* [本文]:
五輪後にくる大不況、どう乗り越える? 経済評論家がすすめる3つの秘策

提供:PRESIDENT Online
※写真はイメージです(Getty Images)

 現金を増やすためにはどうすればいいのか。経済ジャーナリストの荻原博子さんは「継続は力なり、ってホントなんです」という。「1円、2円ってバカにしがちだけど、積もり積もれば大きなお金になる」。そんな節約術の「基本中の基本」について、解説してもらった--。

 迫りくる大不況、現金を増やせ

 2017年の運用環境は果たしてどうなるのか。荻原さんは「大前提となるのは、デフレがこのまま続き、東京オリンピックが終わったら大不況がくること」。だからこそ「今は家計のダウンサイジングと現金を増やすことに精を出すべき」と指摘する。デフレの世の中では相対的に物価が下がり、現金の価値が上がるからだ。

 家計のダウンサイジングの秘策は「通信費の見直し」「料金が割安になる、まとめ払いの活用」「住宅ローンの繰り上げ返済」の3つ。

 まず通信費は、格安スマホにすれば月額利用料は3分の1くらいに安くなると指摘したうえでこう付け加える。「見逃しがちなのはガラケーの料金なんです。携帯電話利用者の約半数がガラケーなのですが、意外と高いプランのままの人が多い。面倒だからかもしれませんが、サービスセンターに電話して安くなるプランを教えてもらい、納得したら『それに変更して』と言うだけ。簡単でしょ」。

 費用はかからないから、ガラケーの人はさっそく問い合わせよう。

 次の「まとめ払い」でお得になる代表的なものといえば保険。例えば、生命保険を年払いにすると、年間保険料が2.5~5%程度安くなる。仮に月々2万円の保険料なら、年に6000~1万2000円も浮くわけだ。「じつは火災保険の保険料も10年分まとめて払えば年払いより約18%安くなります。地震保険も最長5年までまとめ払いが可能。このほか、国民年金保険料やNHK受信料など、探せばけっこうありますよ」。

 そして住宅ローンがある人には「ぜひ繰り上げ返済を」とアドバイスする。多くの人が利用する元利均等方式は、毎月の返済額の内訳を見ると、最初は利子ばかりを払っている状況。だから、繰り上げ返済でこの利息ばかり払っている期間を短くして元本を少しでも減らすのが合理的な方法なのだ。

* [提供データ]:
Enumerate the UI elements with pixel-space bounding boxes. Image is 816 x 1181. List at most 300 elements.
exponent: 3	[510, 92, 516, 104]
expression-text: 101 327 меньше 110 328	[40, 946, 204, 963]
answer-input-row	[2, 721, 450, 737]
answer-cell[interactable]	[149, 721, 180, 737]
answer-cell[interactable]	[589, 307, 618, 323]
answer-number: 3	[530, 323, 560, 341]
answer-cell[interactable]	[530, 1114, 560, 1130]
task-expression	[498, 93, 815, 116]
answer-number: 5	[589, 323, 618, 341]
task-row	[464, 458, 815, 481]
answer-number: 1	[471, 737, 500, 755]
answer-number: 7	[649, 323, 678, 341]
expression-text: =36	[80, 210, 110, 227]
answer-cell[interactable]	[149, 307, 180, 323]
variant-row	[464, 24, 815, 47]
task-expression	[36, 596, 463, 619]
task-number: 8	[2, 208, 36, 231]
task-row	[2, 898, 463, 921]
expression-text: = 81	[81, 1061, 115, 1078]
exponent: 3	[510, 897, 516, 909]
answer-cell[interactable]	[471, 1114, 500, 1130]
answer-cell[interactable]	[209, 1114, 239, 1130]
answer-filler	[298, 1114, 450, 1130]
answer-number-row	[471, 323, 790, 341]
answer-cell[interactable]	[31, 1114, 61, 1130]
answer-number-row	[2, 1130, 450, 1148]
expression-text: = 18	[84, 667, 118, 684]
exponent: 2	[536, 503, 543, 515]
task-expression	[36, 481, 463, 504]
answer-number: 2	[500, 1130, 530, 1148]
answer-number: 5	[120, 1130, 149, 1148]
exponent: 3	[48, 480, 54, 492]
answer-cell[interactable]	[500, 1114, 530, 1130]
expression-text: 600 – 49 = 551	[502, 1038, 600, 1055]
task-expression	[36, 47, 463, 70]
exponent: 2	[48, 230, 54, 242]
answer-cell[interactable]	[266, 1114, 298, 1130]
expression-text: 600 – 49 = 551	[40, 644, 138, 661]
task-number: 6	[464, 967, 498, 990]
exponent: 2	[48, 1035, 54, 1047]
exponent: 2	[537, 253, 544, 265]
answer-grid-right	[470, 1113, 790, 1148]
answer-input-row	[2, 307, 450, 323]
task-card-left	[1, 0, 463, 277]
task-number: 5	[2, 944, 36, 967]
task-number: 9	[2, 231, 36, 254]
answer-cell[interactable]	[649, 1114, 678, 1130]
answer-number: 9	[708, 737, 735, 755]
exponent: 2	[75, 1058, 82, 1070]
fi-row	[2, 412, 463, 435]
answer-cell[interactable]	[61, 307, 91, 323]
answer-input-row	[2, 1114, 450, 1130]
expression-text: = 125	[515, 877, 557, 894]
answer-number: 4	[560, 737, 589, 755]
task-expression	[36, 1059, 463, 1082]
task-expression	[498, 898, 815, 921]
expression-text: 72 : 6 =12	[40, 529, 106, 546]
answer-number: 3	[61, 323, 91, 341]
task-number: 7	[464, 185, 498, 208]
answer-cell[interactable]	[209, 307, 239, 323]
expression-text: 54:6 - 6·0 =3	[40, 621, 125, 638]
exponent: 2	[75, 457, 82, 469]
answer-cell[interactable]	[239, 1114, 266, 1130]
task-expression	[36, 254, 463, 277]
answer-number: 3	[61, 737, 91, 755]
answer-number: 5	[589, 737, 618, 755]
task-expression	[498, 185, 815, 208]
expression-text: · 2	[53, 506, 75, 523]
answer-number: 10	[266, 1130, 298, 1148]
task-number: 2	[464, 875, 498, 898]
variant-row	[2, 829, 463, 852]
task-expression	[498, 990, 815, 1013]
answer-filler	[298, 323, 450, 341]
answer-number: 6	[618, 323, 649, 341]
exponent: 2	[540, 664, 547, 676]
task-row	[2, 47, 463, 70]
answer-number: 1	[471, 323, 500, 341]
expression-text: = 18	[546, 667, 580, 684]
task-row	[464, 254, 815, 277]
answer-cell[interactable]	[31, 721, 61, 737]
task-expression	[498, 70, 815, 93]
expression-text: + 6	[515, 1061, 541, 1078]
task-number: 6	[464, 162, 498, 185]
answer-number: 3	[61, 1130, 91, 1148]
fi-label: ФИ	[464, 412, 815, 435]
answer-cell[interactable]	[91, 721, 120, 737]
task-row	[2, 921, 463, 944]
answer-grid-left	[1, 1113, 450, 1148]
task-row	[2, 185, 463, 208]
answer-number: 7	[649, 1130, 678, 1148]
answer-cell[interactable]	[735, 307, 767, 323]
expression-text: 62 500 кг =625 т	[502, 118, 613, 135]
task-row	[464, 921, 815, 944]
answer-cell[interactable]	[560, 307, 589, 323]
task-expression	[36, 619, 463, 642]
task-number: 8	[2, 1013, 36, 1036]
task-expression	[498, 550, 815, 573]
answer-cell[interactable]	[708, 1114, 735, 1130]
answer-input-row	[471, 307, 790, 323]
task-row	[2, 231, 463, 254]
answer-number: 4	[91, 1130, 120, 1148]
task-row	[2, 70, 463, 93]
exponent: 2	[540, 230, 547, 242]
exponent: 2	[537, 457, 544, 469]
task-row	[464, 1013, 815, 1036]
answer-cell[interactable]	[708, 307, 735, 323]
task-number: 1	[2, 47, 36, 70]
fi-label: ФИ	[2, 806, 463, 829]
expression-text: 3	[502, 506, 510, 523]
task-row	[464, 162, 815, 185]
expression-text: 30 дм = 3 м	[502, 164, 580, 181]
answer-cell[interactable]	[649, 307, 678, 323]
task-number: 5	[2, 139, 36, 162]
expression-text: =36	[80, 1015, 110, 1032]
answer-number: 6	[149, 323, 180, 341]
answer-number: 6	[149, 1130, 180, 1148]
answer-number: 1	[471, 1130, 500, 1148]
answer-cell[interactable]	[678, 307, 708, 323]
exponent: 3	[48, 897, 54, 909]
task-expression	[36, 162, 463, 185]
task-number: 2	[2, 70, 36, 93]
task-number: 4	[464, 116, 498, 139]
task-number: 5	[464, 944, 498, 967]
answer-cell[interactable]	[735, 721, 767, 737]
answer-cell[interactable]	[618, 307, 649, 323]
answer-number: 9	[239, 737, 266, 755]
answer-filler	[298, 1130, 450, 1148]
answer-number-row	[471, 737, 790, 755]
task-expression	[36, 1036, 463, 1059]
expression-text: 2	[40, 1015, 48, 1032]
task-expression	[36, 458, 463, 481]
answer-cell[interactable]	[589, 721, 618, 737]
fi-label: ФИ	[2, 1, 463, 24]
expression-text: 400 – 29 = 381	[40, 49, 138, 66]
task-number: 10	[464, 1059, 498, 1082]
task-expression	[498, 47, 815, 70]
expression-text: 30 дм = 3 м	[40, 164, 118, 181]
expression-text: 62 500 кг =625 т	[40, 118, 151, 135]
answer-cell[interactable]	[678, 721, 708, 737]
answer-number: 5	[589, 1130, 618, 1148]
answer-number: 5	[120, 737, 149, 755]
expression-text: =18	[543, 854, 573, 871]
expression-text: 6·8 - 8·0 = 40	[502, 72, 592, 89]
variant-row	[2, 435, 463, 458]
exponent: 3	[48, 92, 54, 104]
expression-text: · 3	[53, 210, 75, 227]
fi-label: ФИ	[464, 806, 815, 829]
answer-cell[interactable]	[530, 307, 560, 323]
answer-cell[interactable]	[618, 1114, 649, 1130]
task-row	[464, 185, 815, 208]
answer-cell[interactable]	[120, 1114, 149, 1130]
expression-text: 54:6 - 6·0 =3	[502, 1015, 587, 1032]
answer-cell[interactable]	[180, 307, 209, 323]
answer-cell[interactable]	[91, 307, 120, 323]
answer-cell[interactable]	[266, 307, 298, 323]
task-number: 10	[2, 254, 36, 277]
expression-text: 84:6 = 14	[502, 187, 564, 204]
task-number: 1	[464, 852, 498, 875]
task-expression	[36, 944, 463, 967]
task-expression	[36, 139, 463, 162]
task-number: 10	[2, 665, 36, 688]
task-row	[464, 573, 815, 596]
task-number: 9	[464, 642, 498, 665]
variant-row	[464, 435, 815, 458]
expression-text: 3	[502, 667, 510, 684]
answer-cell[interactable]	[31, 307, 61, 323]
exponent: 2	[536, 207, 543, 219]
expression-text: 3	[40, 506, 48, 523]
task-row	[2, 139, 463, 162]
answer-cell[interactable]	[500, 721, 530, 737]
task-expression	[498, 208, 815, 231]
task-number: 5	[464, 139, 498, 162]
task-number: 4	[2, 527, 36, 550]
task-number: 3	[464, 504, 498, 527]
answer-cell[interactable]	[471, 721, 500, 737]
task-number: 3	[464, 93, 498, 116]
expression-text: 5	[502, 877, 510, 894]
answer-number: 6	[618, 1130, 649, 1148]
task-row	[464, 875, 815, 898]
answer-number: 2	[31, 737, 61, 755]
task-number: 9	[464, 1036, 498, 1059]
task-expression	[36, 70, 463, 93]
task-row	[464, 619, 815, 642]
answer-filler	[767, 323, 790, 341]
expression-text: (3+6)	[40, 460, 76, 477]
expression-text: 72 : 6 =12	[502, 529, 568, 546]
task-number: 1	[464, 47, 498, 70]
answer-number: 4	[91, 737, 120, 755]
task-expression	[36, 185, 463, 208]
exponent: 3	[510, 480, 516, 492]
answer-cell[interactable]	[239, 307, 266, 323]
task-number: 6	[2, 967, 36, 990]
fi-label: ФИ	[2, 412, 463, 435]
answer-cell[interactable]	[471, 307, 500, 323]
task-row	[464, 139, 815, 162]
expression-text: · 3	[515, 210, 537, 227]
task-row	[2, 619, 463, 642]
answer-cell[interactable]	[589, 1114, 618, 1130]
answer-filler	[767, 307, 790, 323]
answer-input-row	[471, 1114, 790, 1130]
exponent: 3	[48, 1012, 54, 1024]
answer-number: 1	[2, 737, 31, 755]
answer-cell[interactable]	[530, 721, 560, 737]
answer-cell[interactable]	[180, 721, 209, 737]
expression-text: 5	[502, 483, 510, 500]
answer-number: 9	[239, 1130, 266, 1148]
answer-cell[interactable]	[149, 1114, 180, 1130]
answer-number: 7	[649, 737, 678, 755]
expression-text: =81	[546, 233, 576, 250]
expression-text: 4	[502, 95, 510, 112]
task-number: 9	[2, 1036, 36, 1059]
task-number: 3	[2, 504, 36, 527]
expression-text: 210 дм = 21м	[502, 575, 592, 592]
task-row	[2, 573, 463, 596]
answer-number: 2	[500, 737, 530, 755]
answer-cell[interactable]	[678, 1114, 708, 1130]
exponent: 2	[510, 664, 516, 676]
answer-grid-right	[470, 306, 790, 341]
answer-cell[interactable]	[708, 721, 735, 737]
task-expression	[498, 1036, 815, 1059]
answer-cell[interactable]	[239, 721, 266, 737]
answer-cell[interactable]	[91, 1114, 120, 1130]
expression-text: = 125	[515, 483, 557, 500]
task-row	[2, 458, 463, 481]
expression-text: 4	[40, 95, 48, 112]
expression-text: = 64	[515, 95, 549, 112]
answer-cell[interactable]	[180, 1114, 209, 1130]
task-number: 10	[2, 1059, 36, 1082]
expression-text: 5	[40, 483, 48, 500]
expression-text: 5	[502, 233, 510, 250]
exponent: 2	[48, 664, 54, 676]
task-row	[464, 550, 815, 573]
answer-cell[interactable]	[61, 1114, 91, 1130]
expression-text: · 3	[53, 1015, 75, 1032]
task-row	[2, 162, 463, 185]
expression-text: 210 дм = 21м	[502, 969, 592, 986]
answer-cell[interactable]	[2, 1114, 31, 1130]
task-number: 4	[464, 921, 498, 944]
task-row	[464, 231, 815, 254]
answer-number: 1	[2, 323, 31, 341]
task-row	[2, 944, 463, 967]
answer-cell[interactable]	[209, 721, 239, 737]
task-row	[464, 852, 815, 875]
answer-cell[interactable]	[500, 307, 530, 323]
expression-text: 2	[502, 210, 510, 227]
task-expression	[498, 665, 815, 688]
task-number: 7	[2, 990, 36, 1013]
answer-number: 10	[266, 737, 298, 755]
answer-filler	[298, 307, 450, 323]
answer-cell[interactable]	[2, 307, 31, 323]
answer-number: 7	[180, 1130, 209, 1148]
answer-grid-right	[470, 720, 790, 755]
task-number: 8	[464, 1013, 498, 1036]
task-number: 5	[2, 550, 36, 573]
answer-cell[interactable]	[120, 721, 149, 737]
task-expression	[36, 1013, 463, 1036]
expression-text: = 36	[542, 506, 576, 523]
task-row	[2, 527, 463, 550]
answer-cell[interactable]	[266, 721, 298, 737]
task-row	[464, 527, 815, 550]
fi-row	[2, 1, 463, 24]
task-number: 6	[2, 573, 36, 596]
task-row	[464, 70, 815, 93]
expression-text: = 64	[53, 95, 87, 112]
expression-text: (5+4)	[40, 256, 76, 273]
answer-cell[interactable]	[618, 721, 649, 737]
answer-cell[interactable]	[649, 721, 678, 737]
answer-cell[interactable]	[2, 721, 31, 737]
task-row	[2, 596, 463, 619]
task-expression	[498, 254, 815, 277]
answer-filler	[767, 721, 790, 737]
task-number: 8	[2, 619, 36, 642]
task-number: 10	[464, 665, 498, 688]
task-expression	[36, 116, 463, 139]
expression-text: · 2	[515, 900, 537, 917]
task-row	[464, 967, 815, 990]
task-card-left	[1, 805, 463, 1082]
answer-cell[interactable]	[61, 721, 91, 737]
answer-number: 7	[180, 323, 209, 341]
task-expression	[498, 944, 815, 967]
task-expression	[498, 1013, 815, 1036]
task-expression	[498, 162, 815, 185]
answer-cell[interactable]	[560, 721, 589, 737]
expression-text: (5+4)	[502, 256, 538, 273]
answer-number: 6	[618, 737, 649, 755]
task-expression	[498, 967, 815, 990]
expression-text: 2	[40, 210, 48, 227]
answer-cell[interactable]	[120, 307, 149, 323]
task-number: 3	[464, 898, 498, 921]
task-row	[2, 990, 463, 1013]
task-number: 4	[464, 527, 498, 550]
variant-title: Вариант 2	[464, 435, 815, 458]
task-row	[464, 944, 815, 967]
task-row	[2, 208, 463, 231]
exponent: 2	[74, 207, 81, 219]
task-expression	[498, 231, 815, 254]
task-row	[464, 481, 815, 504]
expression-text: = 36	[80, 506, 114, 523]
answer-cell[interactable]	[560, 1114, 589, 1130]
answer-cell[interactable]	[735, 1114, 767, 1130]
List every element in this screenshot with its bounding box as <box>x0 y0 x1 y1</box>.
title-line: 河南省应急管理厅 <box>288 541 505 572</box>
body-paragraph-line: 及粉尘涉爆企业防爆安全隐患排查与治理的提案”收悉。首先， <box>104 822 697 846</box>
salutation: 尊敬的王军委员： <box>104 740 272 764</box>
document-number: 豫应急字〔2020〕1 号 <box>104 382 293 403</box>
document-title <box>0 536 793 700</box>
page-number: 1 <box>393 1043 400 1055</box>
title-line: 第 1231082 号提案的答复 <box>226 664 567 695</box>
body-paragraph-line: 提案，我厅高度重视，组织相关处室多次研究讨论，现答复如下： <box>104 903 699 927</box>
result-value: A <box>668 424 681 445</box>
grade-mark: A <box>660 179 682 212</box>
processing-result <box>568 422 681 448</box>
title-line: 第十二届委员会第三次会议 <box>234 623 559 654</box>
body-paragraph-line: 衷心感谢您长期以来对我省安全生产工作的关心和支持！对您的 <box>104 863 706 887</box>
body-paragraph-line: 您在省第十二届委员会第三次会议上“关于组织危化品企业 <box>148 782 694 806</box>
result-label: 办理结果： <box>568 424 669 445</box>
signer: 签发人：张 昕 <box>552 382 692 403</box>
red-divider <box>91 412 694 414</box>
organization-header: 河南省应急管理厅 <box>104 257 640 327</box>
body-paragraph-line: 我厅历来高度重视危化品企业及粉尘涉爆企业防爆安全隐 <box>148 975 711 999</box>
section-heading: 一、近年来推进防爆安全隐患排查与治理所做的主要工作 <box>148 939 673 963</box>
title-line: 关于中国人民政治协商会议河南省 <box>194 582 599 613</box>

* [取り組む課題]:
**a.** 五輪後の不況と節約術に関する記事では、火災保険料を10年分まとめて払うと年払いより何%ほど安くなるとされていますか。
**b.** 五輪後の不況に備える節約術の記事を、最後の文の次から書き継いでください。

* [課題の解答]:
**a.** 約18%安くなります。

**b.**
 仮に、3000万円の住宅ローンを元利均等方式で期間35年、金利2%で借り、5年後に100万円を繰り上げ返済(返済期間を短縮)した場合、総支払額は約79万円減らせることになる。これはつまり、100万円投資したお金が179万円になるのと同じこと。「もし100万円を株に投資していたら、絶対179万円に増やせるとは限らない。そう考えると、繰り上げ返済は最も確実に儲かる投資」。

 以上3つを実践すれば、かなり節約できそうだが、「それで満足してちゃダメ。浮いたお金を月々貯金しなさい」と荻原さん。どんな貯蓄・運用法がお勧めなのか。

 荻原さんが勧める貯蓄・投資法は下記のとおり。

 ▼荻原さんが勧める貯蓄・投資先ベスト5

 1. 社内預金・財形貯蓄

 給与天引きなので長続きしやすい。一般的な預貯金より金利がいいのもメリット。

 2. 自動積み立て

 金利が高くても、給与振込口座ではない場合、手間がかかって長続きしないことに注意!

 3. 「当たる」定期預金

 ローリスク・ハイリターンの「宝くじ付き定期預金」。当選発表まで「夢」も見られる。

 4. ふるさと納税

 限度額内なら何カ所にでも寄付できる。返礼品で食費などを賄え、家計節約になる。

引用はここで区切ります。